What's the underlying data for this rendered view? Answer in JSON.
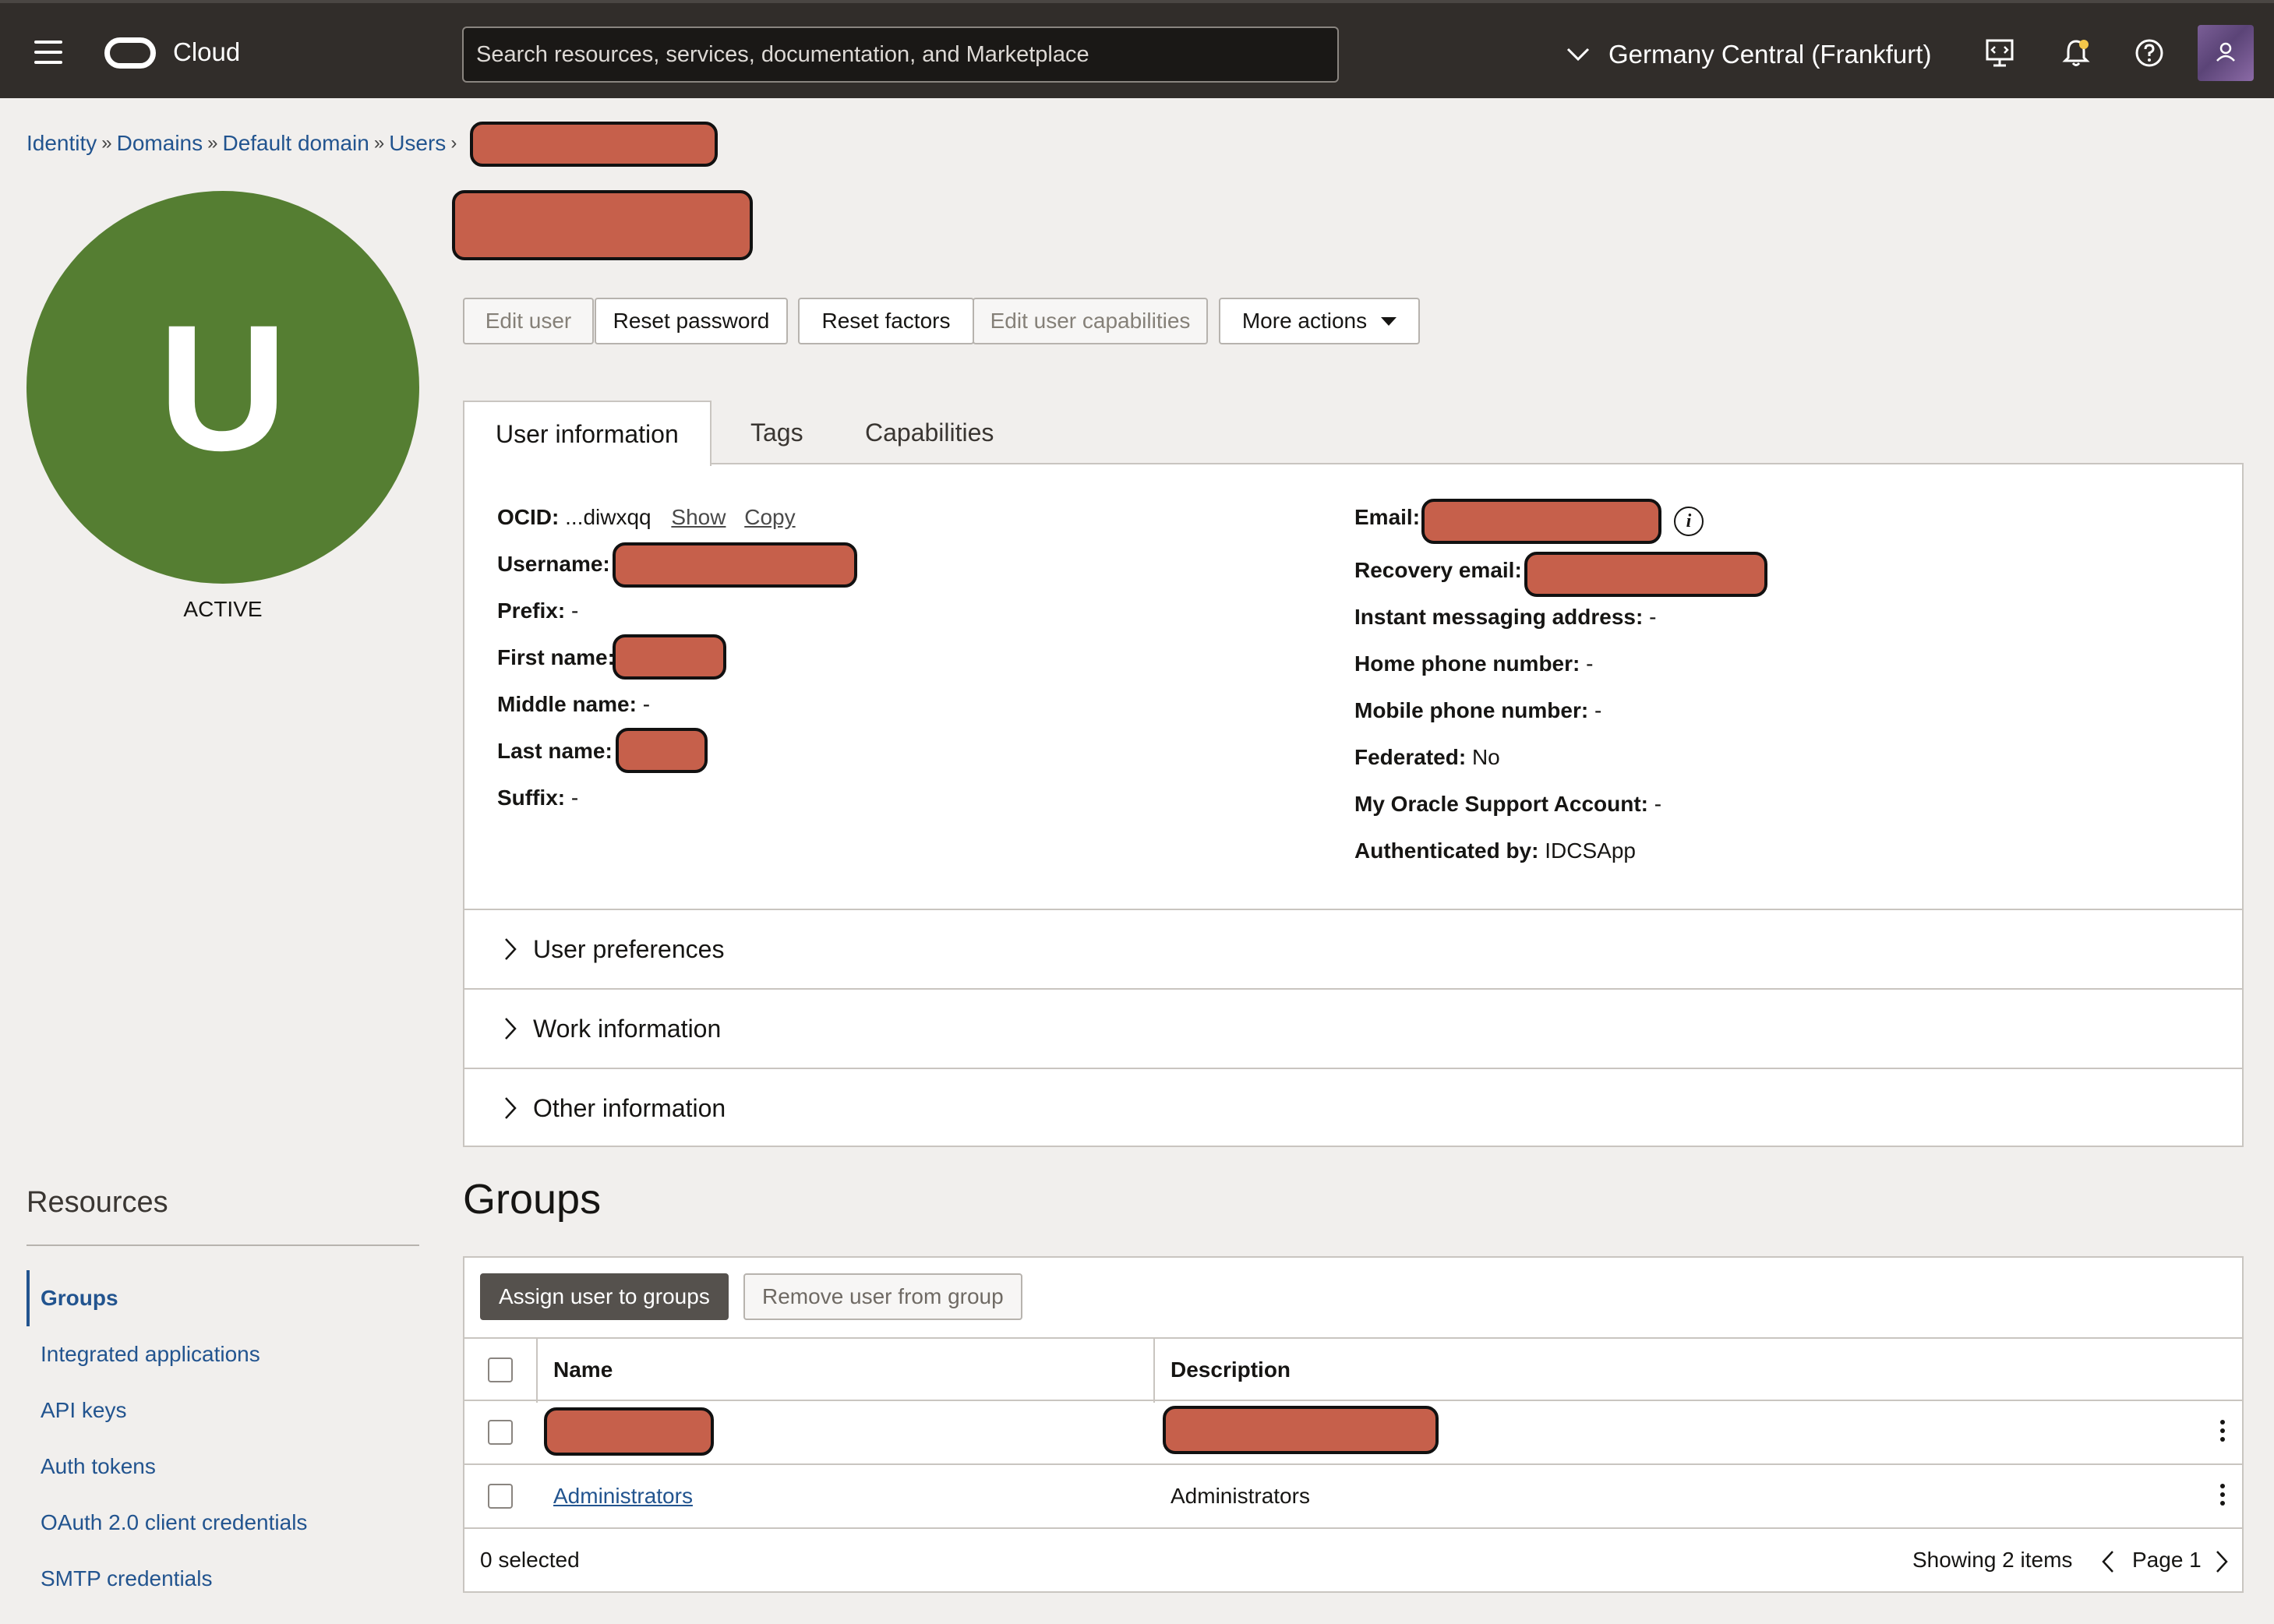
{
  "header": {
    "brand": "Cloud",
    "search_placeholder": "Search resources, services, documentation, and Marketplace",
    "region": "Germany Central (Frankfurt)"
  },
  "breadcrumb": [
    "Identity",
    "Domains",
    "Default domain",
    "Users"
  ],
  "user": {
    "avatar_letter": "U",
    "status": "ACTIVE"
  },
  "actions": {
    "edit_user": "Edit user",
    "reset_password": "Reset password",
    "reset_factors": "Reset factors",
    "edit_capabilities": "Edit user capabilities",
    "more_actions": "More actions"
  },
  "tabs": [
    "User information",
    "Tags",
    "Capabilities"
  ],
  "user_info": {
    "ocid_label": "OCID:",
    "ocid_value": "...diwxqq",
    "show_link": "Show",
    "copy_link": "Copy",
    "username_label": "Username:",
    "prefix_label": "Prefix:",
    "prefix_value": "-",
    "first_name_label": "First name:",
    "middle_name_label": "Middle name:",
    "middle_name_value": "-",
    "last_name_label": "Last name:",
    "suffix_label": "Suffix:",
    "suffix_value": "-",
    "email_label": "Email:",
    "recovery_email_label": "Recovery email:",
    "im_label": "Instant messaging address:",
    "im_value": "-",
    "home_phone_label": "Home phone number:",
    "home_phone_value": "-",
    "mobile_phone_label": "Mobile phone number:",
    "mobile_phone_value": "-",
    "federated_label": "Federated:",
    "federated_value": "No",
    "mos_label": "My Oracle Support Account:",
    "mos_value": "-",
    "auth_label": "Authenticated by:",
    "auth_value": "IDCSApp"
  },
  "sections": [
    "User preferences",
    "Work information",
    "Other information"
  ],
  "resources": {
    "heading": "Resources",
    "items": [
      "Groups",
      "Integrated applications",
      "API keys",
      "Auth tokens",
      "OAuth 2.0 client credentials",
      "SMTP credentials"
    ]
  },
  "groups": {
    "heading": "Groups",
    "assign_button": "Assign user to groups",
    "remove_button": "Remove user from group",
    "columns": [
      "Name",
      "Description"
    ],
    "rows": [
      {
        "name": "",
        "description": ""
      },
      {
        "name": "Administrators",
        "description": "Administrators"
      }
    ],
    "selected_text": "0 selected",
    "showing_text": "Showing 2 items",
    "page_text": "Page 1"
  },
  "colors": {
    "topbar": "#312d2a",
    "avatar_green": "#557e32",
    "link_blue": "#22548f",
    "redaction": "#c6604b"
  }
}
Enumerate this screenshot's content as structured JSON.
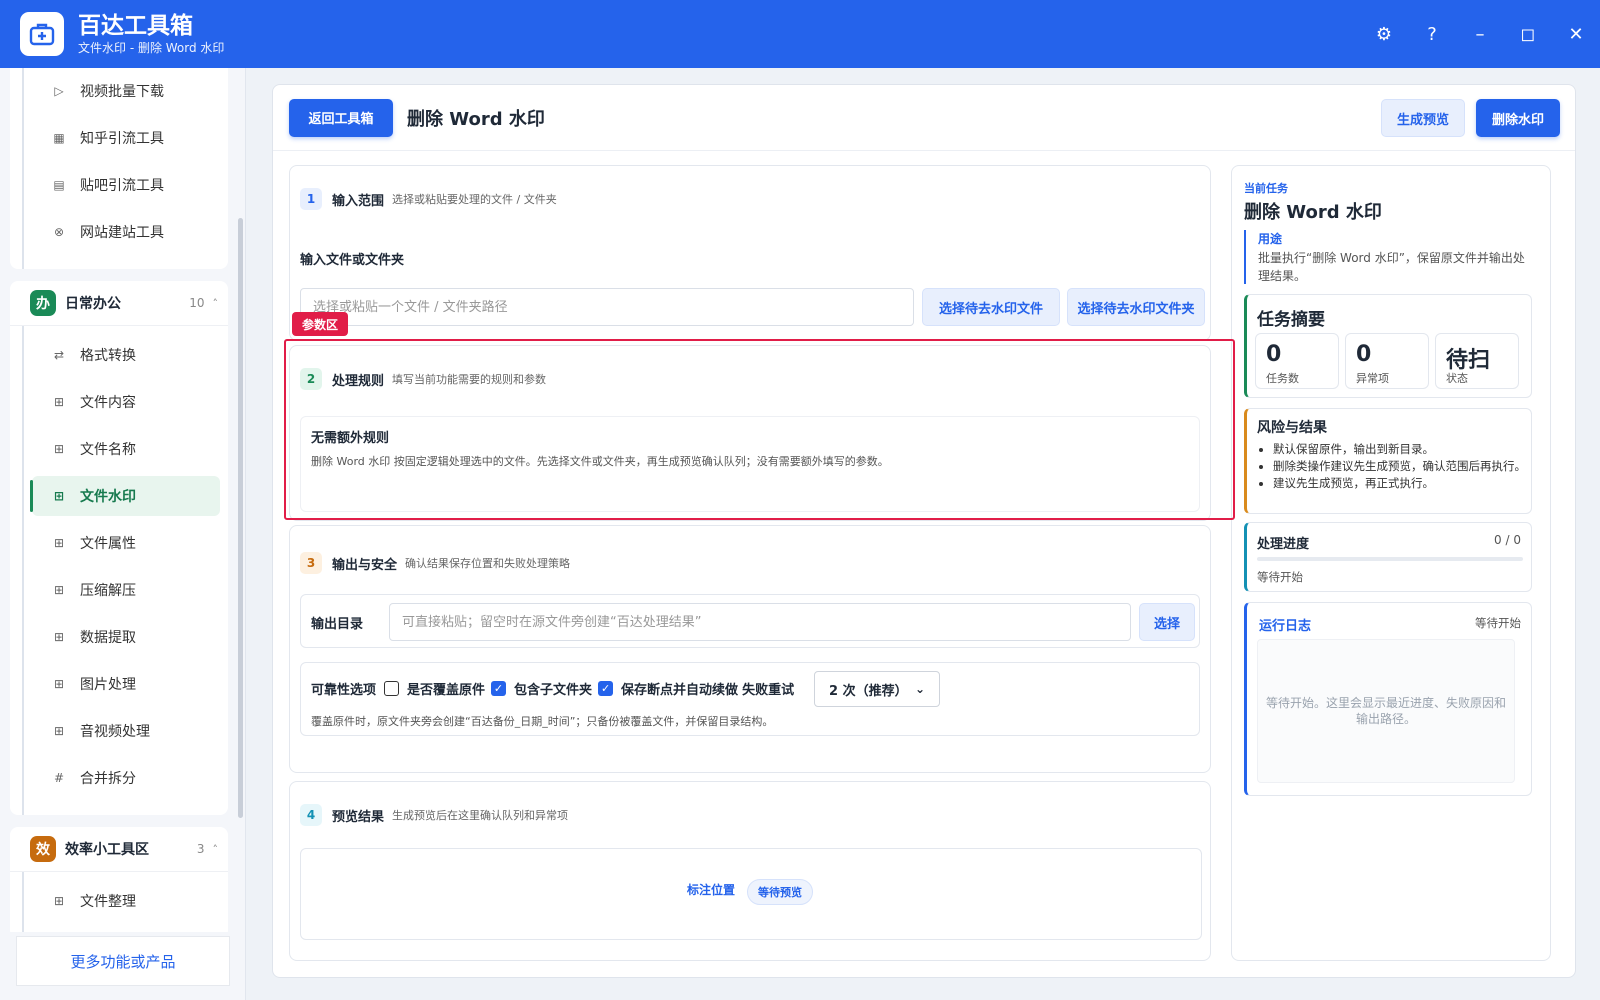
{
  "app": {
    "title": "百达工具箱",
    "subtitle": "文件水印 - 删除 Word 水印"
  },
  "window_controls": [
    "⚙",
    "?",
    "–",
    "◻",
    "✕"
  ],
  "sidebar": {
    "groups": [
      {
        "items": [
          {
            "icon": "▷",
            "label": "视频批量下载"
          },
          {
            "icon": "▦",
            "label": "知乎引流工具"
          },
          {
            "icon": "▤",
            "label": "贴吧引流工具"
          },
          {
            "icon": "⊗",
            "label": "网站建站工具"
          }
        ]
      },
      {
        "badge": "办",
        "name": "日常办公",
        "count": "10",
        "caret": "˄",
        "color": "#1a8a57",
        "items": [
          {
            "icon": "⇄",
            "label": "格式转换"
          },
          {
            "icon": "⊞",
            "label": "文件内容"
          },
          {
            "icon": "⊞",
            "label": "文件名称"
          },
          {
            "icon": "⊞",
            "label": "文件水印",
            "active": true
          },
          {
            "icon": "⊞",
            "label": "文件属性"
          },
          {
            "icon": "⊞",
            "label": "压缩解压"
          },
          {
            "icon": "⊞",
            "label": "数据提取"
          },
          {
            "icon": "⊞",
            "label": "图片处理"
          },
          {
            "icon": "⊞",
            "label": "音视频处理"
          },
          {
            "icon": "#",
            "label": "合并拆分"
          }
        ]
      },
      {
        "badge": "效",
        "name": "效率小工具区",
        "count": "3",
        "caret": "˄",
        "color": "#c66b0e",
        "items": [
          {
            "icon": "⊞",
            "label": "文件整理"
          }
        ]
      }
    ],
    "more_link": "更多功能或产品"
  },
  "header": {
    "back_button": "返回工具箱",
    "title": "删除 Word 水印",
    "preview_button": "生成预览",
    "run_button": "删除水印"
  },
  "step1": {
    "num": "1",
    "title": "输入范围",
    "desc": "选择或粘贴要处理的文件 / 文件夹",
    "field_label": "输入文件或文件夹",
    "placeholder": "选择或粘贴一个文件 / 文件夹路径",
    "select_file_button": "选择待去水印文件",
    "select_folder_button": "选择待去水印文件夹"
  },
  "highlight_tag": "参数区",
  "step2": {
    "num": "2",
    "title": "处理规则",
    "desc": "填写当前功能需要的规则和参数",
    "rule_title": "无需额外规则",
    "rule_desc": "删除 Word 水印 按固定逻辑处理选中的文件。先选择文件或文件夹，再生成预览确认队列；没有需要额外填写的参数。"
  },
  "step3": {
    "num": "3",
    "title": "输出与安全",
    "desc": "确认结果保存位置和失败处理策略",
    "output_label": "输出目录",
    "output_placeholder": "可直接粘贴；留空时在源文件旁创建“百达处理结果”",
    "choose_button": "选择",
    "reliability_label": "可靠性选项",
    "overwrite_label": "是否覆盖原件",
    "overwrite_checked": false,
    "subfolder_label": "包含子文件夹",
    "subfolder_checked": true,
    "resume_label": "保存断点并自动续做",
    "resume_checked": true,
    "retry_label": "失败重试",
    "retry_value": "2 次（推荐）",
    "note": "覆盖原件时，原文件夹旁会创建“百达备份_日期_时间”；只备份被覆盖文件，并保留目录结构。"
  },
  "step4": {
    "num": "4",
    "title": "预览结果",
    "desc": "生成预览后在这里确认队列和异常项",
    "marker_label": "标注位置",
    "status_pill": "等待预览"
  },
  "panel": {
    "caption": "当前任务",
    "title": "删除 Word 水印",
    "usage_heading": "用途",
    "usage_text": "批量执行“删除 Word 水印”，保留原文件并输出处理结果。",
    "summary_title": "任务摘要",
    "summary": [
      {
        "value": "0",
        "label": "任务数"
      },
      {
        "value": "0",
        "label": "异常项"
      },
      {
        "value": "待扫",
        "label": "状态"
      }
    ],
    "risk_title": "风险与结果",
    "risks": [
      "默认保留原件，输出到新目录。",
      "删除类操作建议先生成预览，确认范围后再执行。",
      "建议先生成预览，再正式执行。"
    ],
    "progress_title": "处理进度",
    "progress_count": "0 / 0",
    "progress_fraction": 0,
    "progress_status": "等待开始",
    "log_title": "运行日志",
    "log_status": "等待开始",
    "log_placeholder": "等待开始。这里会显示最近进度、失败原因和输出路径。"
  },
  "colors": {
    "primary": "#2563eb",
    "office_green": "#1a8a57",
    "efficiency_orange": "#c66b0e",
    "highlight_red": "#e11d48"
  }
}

▸ **WHAT IS EXPECTED**: The string "credentials" may appear in lines of the listing above; tally those lines and give the number only.

▸ **FULL SOLUTION**: 2